EXERCISE GOAL
Return every line that contains the string "water", matching case exactly.

** START RECORDS FOR THIS EXERCISE **

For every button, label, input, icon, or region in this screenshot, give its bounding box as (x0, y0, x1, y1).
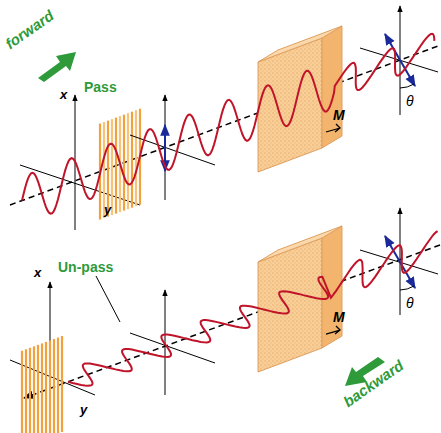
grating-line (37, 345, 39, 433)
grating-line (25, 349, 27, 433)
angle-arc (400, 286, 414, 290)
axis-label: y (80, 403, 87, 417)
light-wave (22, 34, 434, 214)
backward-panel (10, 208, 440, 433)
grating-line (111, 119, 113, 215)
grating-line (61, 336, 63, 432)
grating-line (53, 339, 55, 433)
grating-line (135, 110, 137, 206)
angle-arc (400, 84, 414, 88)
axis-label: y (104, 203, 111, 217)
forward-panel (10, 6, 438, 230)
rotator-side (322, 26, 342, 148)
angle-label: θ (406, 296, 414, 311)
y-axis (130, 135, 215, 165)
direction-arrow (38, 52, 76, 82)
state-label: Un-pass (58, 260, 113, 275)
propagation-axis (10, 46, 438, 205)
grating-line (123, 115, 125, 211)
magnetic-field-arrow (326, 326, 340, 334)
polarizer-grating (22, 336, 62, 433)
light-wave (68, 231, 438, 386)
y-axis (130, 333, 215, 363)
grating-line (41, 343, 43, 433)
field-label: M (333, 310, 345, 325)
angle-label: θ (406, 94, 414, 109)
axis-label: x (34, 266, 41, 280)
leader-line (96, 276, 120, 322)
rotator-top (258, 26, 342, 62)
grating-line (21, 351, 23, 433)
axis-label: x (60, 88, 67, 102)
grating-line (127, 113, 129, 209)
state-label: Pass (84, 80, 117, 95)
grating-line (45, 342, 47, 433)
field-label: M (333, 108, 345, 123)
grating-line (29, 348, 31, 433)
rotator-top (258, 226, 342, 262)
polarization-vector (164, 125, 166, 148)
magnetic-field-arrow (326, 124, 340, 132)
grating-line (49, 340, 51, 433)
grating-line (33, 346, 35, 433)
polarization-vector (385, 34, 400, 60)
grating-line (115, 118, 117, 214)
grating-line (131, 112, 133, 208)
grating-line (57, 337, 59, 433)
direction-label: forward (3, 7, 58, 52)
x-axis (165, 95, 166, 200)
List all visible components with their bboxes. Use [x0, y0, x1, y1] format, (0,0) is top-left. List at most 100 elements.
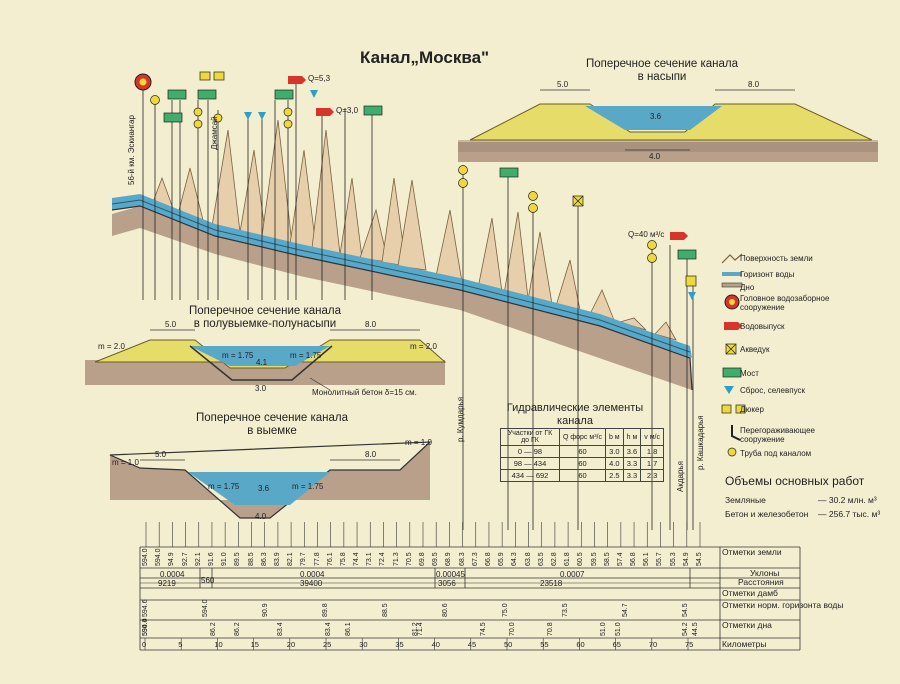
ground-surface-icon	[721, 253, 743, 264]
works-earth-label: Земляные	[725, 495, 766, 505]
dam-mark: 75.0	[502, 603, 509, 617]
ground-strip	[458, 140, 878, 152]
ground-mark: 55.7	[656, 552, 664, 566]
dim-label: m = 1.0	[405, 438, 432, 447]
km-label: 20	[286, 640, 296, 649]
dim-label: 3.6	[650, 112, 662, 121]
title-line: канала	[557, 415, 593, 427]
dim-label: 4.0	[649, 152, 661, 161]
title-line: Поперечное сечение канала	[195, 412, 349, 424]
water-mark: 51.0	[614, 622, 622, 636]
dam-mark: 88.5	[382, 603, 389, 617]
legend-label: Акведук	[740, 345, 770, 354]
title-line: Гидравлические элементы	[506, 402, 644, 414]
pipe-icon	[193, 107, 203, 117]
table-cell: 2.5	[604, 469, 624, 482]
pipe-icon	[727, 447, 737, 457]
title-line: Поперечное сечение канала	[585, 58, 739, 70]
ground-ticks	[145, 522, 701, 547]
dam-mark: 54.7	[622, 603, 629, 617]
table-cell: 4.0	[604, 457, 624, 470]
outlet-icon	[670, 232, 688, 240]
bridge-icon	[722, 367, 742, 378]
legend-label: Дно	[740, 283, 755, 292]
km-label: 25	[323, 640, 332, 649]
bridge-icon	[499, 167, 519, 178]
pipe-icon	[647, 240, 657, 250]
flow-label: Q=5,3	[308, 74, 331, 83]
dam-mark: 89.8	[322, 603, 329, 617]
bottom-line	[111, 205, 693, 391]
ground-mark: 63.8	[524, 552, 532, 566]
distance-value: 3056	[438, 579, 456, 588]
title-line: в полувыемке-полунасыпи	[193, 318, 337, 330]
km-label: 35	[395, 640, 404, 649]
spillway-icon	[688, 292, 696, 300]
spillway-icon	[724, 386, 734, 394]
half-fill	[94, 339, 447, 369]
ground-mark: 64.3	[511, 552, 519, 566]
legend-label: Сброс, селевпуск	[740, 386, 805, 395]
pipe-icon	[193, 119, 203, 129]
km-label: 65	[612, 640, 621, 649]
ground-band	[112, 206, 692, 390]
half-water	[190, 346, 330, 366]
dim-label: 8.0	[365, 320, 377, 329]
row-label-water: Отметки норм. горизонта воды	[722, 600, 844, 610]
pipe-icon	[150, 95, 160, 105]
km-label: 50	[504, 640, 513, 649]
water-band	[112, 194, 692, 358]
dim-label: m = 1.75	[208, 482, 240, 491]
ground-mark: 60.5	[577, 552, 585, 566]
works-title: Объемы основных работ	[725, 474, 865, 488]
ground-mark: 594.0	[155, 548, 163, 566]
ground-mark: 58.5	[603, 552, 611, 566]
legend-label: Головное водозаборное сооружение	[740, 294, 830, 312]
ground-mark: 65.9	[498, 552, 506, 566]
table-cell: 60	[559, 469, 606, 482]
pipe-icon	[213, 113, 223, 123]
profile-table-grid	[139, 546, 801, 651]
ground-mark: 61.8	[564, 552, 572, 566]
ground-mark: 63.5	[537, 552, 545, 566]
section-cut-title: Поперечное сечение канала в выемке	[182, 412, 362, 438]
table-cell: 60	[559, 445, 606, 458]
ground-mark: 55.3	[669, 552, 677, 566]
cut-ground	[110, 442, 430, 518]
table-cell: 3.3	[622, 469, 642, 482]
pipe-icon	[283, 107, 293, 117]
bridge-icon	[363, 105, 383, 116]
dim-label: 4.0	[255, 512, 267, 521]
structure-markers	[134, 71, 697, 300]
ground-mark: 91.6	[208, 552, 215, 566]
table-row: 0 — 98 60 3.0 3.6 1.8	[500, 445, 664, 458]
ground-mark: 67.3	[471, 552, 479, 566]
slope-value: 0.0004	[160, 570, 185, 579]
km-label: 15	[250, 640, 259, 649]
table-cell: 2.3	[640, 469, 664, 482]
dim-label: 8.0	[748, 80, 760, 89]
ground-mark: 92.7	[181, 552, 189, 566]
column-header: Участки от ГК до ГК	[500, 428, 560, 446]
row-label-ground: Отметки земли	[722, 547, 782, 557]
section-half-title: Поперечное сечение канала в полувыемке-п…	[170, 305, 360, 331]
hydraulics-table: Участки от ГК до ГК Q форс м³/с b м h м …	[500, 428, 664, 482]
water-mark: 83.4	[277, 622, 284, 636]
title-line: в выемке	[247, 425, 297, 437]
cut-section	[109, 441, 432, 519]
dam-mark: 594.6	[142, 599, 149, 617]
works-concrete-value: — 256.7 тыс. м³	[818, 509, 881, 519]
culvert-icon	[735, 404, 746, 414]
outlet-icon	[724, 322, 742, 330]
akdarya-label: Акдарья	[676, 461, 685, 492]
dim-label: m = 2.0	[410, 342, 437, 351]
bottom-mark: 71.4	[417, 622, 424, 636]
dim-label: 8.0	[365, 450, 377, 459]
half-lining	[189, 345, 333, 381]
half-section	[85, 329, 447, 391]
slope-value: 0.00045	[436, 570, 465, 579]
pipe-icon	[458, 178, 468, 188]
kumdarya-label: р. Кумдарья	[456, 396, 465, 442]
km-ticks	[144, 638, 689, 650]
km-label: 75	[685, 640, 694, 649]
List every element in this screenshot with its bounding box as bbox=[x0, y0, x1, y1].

** END RECORDS FOR THIS EXERCISE **

THE COMPLETED TASK
water-mark: 51.0	[614, 622, 622, 636]
half-water	[190, 346, 330, 366]
row-label-water: Отметки норм. горизонта воды	[722, 600, 844, 610]
water-band	[112, 194, 692, 358]
water-mark: 83.4	[277, 622, 284, 636]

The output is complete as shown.